*GIVEN PROBLEM*:
Which lines in the records below contain the word "дорівнює"? Copy each one out.

Begin DATA

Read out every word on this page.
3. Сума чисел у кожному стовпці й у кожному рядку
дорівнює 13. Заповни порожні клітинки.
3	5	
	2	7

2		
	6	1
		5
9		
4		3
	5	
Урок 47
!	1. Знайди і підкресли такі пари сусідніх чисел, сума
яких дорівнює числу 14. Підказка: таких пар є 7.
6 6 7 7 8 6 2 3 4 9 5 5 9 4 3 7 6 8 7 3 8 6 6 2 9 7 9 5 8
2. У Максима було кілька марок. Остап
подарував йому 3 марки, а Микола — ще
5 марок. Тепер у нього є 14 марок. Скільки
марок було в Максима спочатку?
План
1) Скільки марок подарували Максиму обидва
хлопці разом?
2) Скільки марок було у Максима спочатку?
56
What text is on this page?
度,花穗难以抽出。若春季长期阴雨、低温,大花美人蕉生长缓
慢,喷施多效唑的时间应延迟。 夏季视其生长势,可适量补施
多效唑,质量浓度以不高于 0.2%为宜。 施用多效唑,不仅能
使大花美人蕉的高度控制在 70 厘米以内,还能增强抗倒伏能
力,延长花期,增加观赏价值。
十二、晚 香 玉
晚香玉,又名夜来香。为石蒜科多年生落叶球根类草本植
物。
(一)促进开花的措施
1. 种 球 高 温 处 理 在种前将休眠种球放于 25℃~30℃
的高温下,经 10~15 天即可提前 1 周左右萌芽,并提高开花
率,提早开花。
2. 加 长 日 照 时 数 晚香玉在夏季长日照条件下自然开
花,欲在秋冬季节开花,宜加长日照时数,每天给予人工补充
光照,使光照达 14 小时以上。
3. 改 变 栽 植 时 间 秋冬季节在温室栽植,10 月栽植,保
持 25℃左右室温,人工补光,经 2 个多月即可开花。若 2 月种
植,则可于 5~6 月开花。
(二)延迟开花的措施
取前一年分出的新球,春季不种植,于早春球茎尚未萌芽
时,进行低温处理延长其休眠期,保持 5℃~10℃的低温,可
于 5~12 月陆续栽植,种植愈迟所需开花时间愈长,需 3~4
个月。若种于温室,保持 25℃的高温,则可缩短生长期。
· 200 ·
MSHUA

End DATA

*EXERCISE RESULT*:
дорівнює 13. Заповни порожні клітинки.
яких дорівнює числу 14. Підказка: таких пар є 7.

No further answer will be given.